■ **WHAT IS BEING ASKED**
In the listing that follows, how many lines contain the string "далее"? Provide only the number.

Data records:
—————

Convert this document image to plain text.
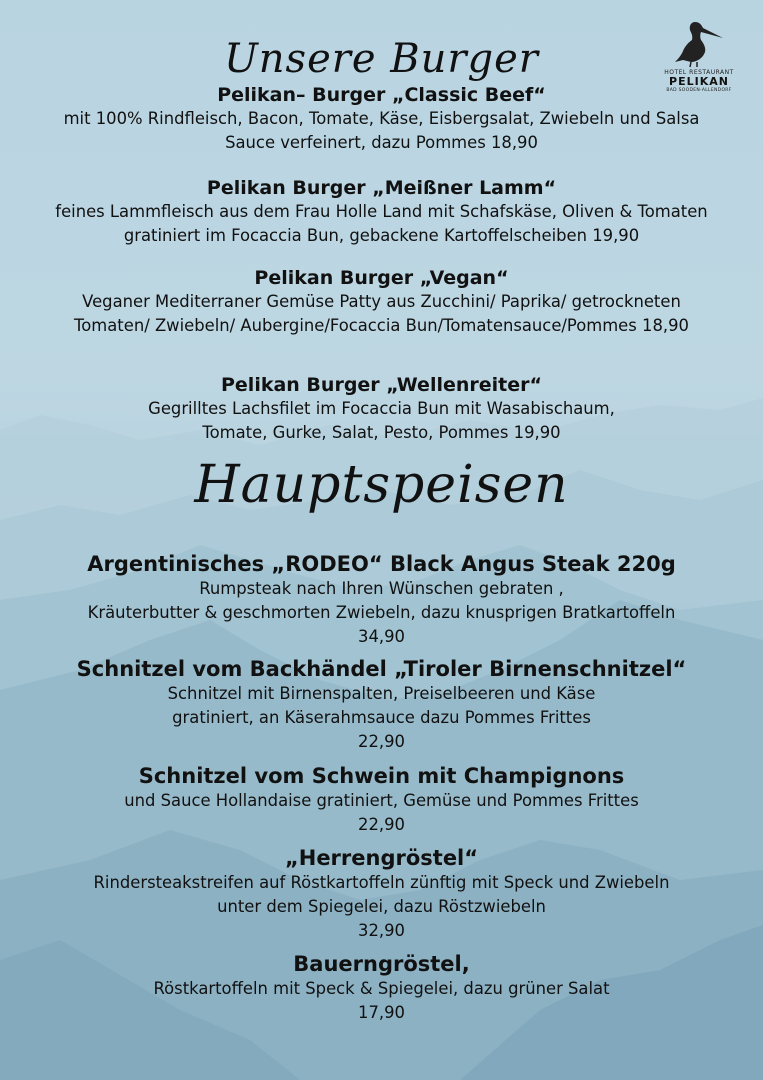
HOTEL RESTAURANT
PELIKAN
BAD SOODEN-ALLENDORF
Unsere Burger
Pelikan– Burger „Classic Beef“
mit 100% Rindfleisch, Bacon, Tomate, Käse, Eisbergsalat, Zwiebeln und Salsa
Sauce verfeinert, dazu Pommes 18,90
Pelikan Burger „Meißner Lamm“
feines Lammfleisch aus dem Frau Holle Land mit Schafskäse, Oliven & Tomaten
gratiniert im Focaccia Bun, gebackene Kartoffelscheiben 19,90
Pelikan Burger „Vegan“
Veganer Mediterraner Gemüse Patty aus Zucchini/ Paprika/ getrockneten
Tomaten/ Zwiebeln/ Aubergine/Focaccia Bun/Tomatensauce/Pommes 18,90
Pelikan Burger „Wellenreiter“
Gegrilltes Lachsfilet im Focaccia Bun mit Wasabischaum,
Tomate, Gurke, Salat, Pesto, Pommes 19,90
Hauptspeisen
Argentinisches „RODEO“ Black Angus Steak 220g
Rumpsteak nach Ihren Wünschen gebraten ,
Kräuterbutter & geschmorten Zwiebeln, dazu knusprigen Bratkartoffeln
34,90
Schnitzel vom Backhändel „Tiroler Birnenschnitzel“
Schnitzel mit Birnenspalten, Preiselbeeren und Käse
gratiniert, an Käserahmsauce dazu Pommes Frittes
22,90
Schnitzel vom Schwein mit Champignons
und Sauce Hollandaise gratiniert, Gemüse und Pommes Frittes
22,90
„Herrengröstel“
Rindersteakstreifen auf Röstkartoffeln zünftig mit Speck und Zwiebeln
unter dem Spiegelei, dazu Röstzwiebeln
32,90
Bauerngröstel,
Röstkartoffeln mit Speck & Spiegelei, dazu grüner Salat
17,90
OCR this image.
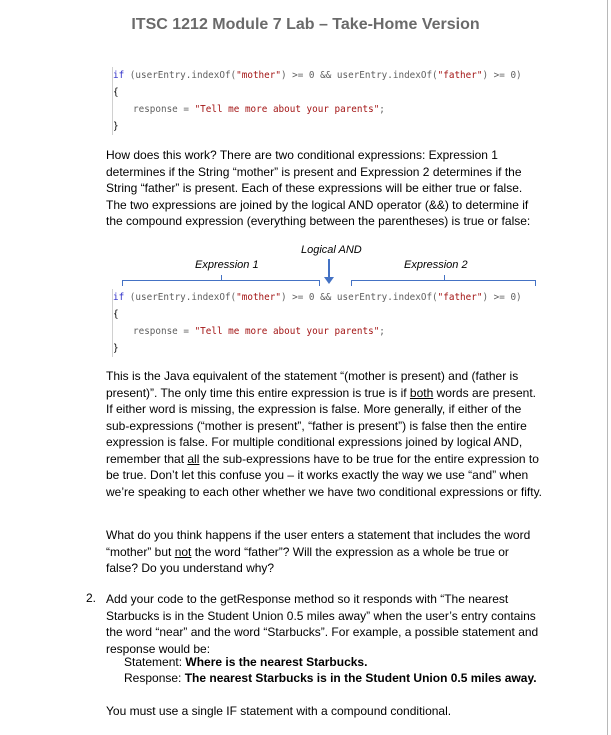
ITSC 1212 Module 7 Lab – Take-Home Version
if (userEntry.indexOf("mother") >= 0 && userEntry.indexOf("father") >= 0)
{
response = "Tell me more about your parents";
}

How does this work? There are two conditional expressions: Expression 1 determines if the String “mother” is present and Expression 2 determines if the String “father” is present. Each of these expressions will be either true or false. The two expressions are joined by the logical AND operator (&&) to determine if the compound expression (everything between the parentheses) is true or false:

Logical AND
Expression 1	Expression 2
if (userEntry.indexOf("mother") >= 0 && userEntry.indexOf("father") >= 0)
{
response = "Tell me more about your parents";
}

This is the Java equivalent of the statement “(mother is present) and (father is present)”. The only time this entire expression is true is if both words are present. If either word is missing, the expression is false. More generally, if either of the sub-expressions (“mother is present”, “father is present”) is false then the entire expression is false. For multiple conditional expressions joined by logical AND, remember that all the sub-expressions have to be true for the entire expression to be true. Don’t let this confuse you – it works exactly the way we use “and” when we’re speaking to each other whether we have two conditional expressions or fifty.

What do you think happens if the user enters a statement that includes the word “mother” but not the word “father”? Will the expression as a whole be true or false? Do you understand why?

2. Add your code to the getResponse method so it responds with “The nearest Starbucks is in the Student Union 0.5 miles away” when the user’s entry contains the word “near” and the word “Starbucks”. For example, a possible statement and response would be:

Statement: Where is the nearest Starbucks.
Response: The nearest Starbucks is in the Student Union 0.5 miles away.

You must use a single IF statement with a compound conditional.
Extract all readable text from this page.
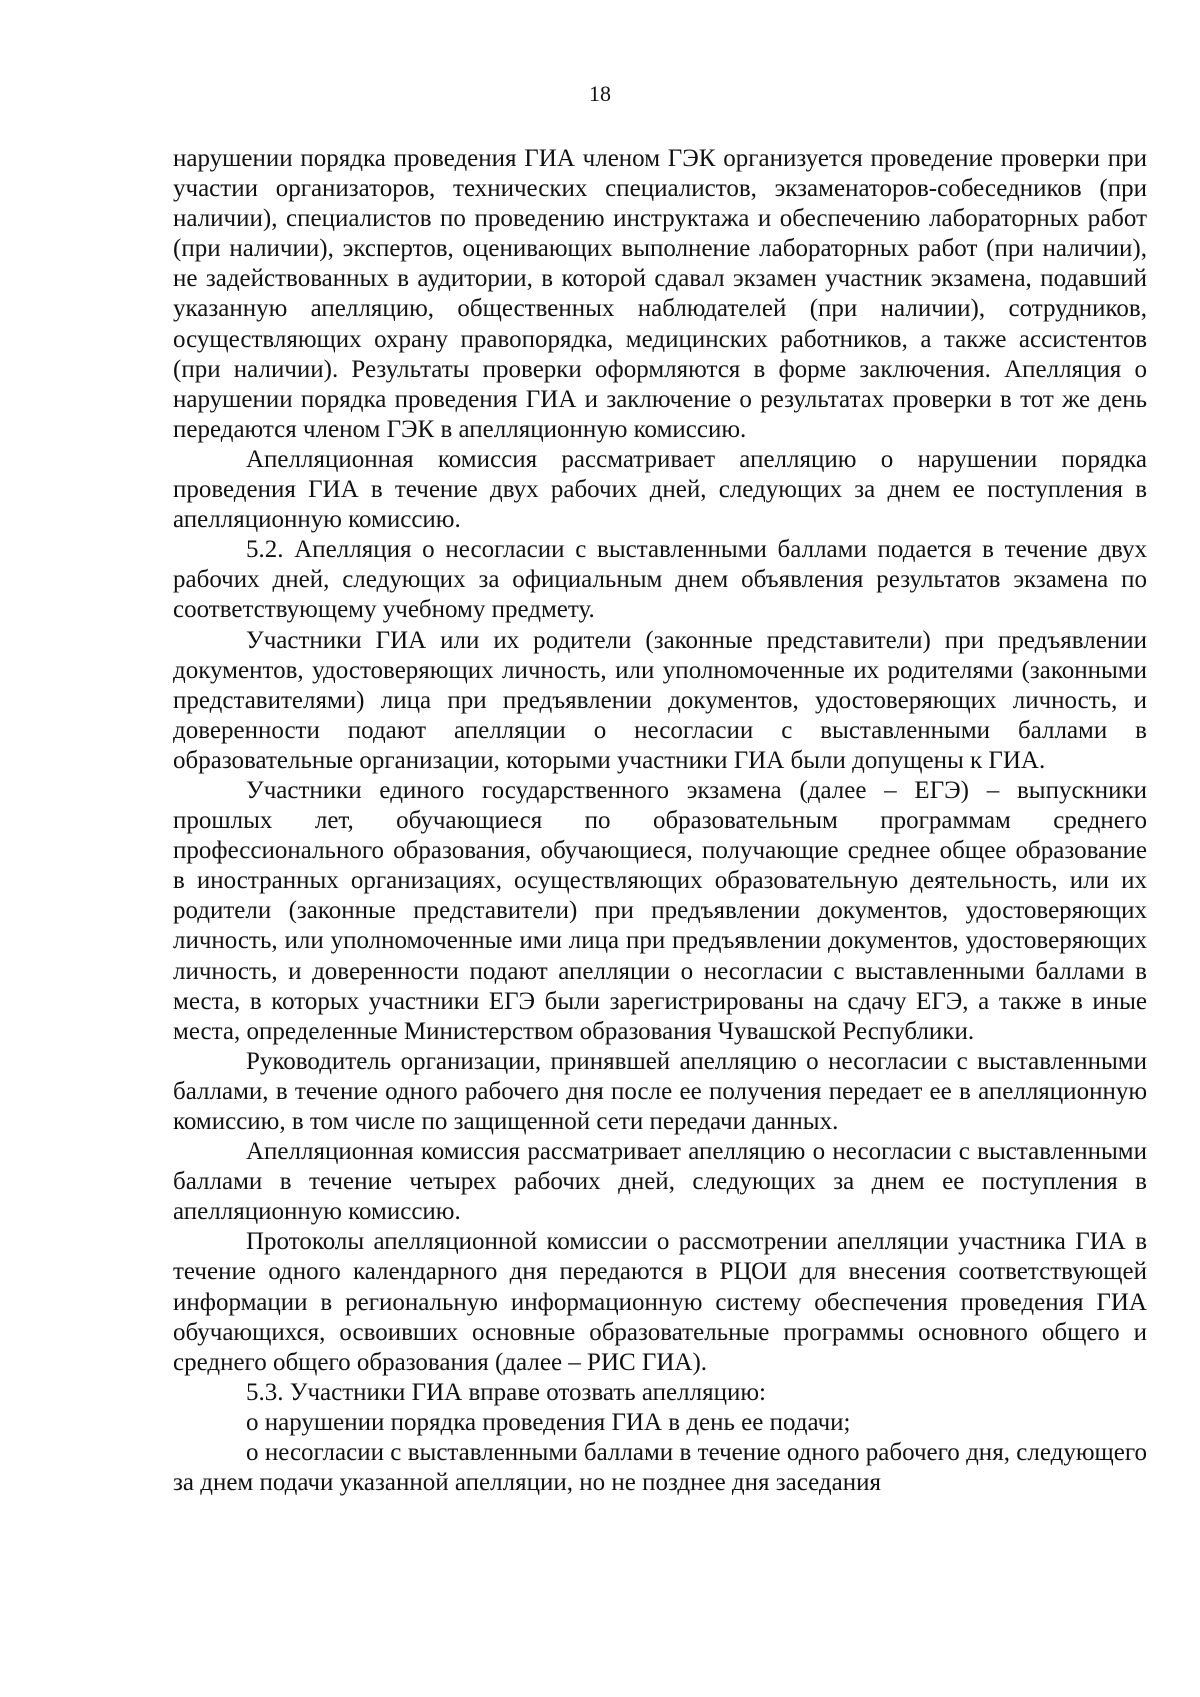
18

нарушении порядка проведения ГИА членом ГЭК организуется проведение проверки при участии организаторов, технических специалистов, экзаменаторов-собеседников (при наличии), специалистов по проведению инструктажа и обеспечению лабораторных работ (при наличии), экспертов, оценивающих выполнение лабораторных работ (при наличии), не задействованных в аудитории, в которой сдавал экзамен участник экзамена, подавший указанную апелляцию, общественных наблюдателей (при наличии), сотрудников, осуществляющих охрану правопорядка, медицинских работников, а также ассистентов (при наличии). Результаты проверки оформляются в форме заключения. Апелляция о нарушении порядка проведения ГИА и заключение о результатах проверки в тот же день передаются членом ГЭК в апелляционную комиссию.

Апелляционная комиссия рассматривает апелляцию о нарушении порядка проведения ГИА в течение двух рабочих дней, следующих за днем ее поступления в апелляционную комиссию.

5.2. Апелляция о несогласии с выставленными баллами подается в течение двух рабочих дней, следующих за официальным днем объявления результатов экзамена по соответствующему учебному предмету.

Участники ГИА или их родители (законные представители) при предъявлении документов, удостоверяющих личность, или уполномоченные их родителями (законными представителями) лица при предъявлении документов, удостоверяющих личность, и доверенности подают апелляции о несогласии с выставленными баллами в образовательные организации, которыми участники ГИА были допущены к ГИА.

Участники единого государственного экзамена (далее – ЕГЭ) – выпускники прошлых лет, обучающиеся по образовательным программам среднего профессионального образования, обучающиеся, получающие среднее общее образование в иностранных организациях, осуществляющих образовательную деятельность, или их родители (законные представители) при предъявлении документов, удостоверяющих личность, или уполномоченные ими лица при предъявлении документов, удостоверяющих личность, и доверенности подают апелляции о несогласии с выставленными баллами в места, в которых участники ЕГЭ были зарегистрированы на сдачу ЕГЭ, а также в иные места, определенные Министерством образования Чувашской Республики.

Руководитель организации, принявшей апелляцию о несогласии с выставленными баллами, в течение одного рабочего дня после ее получения передает ее в апелляционную комиссию, в том числе по защищенной сети передачи данных.

Апелляционная комиссия рассматривает апелляцию о несогласии с выставленными баллами в течение четырех рабочих дней, следующих за днем ее поступления в апелляционную комиссию.

Протоколы апелляционной комиссии о рассмотрении апелляции участника ГИА в течение одного календарного дня передаются в РЦОИ для внесения соответствующей информации в региональную информационную систему обеспечения проведения ГИА обучающихся, освоивших основные образовательные программы основного общего и среднего общего образования (далее – РИС ГИА).

5.3. Участники ГИА вправе отозвать апелляцию:

о нарушении порядка проведения ГИА в день ее подачи;

о несогласии с выставленными баллами в течение одного рабочего дня, следующего за днем подачи указанной апелляции, но не позднее дня заседания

—————

■ **FINAL RESULT**
2